What you have to do:
Reproduce the full listing below unchanged, apart from the pictures.

Information given:
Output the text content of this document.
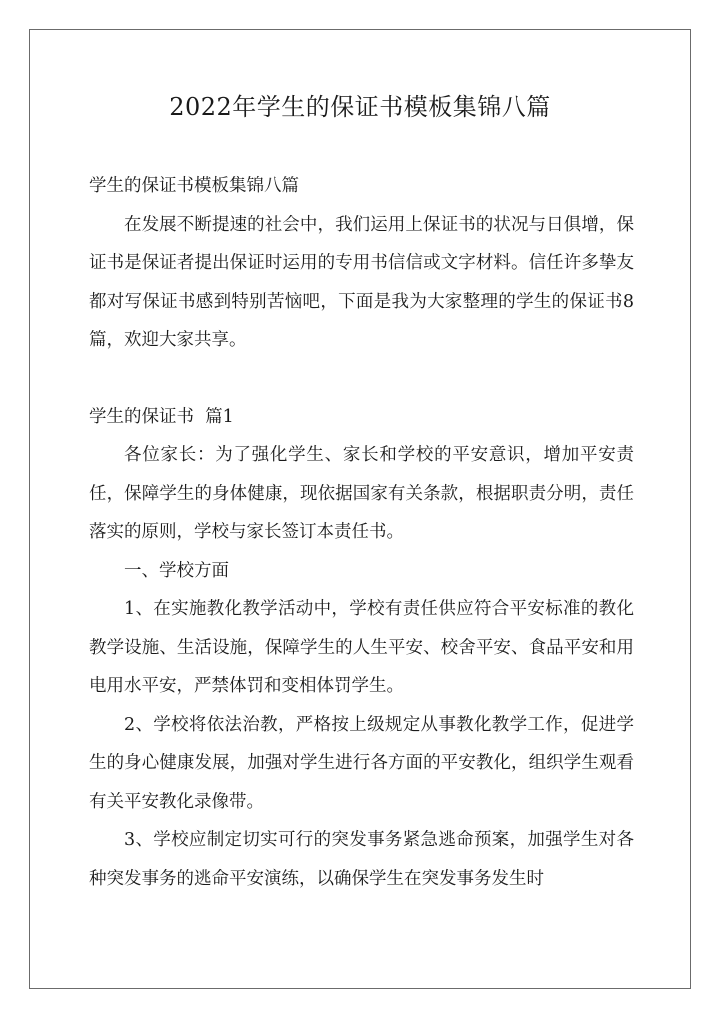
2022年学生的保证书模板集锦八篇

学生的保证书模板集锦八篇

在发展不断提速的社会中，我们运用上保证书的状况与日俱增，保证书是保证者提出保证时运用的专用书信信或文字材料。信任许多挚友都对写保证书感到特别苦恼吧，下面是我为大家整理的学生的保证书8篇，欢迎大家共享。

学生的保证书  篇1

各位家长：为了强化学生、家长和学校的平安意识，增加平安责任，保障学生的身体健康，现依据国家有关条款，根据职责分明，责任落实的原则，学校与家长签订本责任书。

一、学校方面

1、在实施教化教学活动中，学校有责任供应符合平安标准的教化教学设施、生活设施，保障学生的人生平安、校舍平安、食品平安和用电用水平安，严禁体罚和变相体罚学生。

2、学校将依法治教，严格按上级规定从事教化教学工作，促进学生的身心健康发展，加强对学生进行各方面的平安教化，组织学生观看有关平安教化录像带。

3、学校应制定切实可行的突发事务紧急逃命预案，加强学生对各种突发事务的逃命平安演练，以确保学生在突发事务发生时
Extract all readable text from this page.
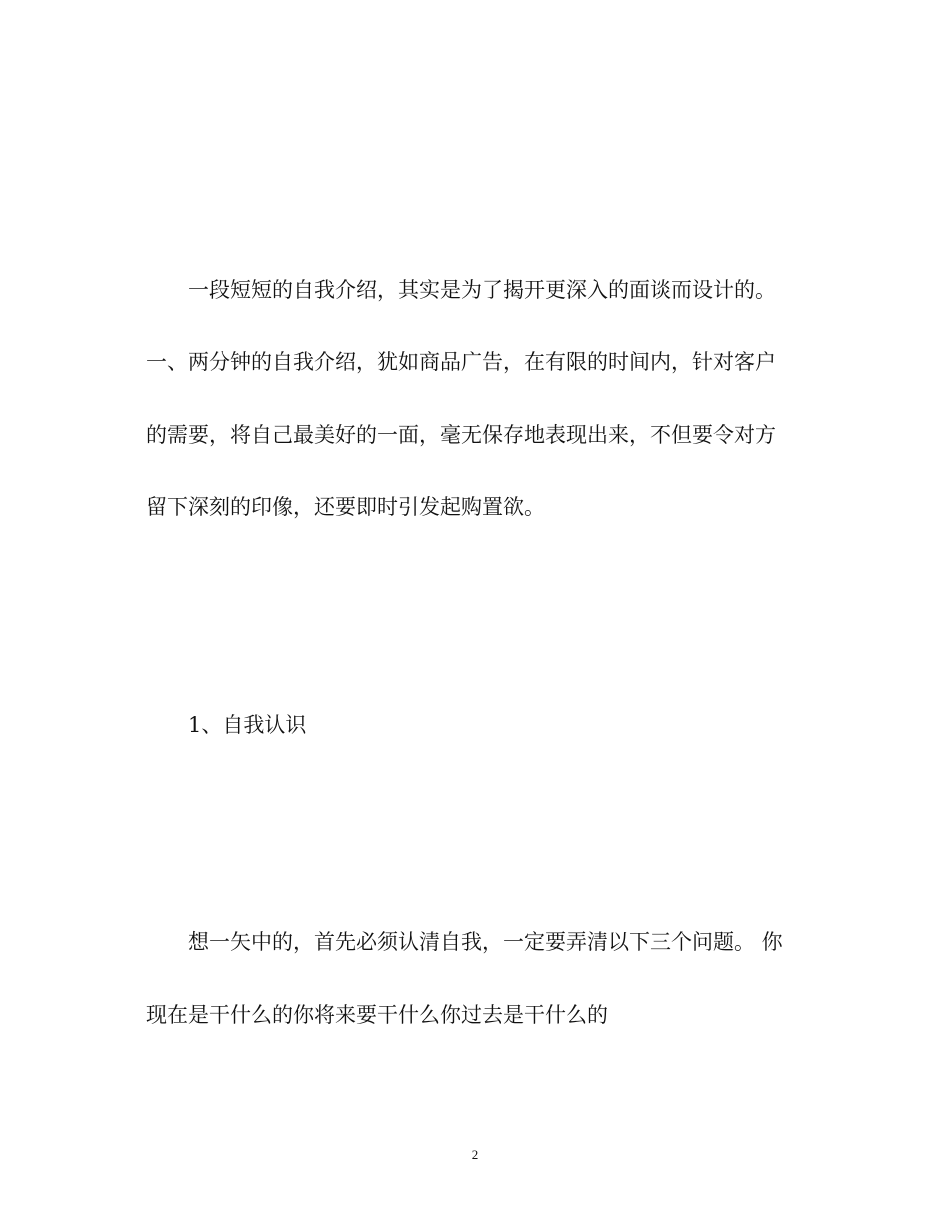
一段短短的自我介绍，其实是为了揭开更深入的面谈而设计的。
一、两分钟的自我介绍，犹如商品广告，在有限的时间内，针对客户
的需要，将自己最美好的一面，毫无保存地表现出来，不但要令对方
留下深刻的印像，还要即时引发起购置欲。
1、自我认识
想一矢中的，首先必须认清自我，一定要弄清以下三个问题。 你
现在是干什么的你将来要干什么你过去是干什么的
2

Final result:
Output the text content of this document.
2022年学生的保证书模板集锦八篇

学生的保证书模板集锦八篇

在发展不断提速的社会中，我们运用上保证书的状况与日俱增，保证书是保证者提出保证时运用的专用书信信或文字材料。信任许多挚友都对写保证书感到特别苦恼吧，下面是我为大家整理的学生的保证书8篇，欢迎大家共享。

学生的保证书  篇1

各位家长：为了强化学生、家长和学校的平安意识，增加平安责任，保障学生的身体健康，现依据国家有关条款，根据职责分明，责任落实的原则，学校与家长签订本责任书。

一、学校方面

1、在实施教化教学活动中，学校有责任供应符合平安标准的教化教学设施、生活设施，保障学生的人生平安、校舍平安、食品平安和用电用水平安，严禁体罚和变相体罚学生。

2、学校将依法治教，严格按上级规定从事教化教学工作，促进学生的身心健康发展，加强对学生进行各方面的平安教化，组织学生观看有关平安教化录像带。

3、学校应制定切实可行的突发事务紧急逃命预案，加强学生对各种突发事务的逃命平安演练，以确保学生在突发事务发生时
Extract all readable text from this page.
一段短短的自我介绍，其实是为了揭开更深入的面谈而设计的。
一、两分钟的自我介绍，犹如商品广告，在有限的时间内，针对客户
的需要，将自己最美好的一面，毫无保存地表现出来，不但要令对方
留下深刻的印像，还要即时引发起购置欲。
1、自我认识
想一矢中的，首先必须认清自我，一定要弄清以下三个问题。 你
现在是干什么的你将来要干什么你过去是干什么的
2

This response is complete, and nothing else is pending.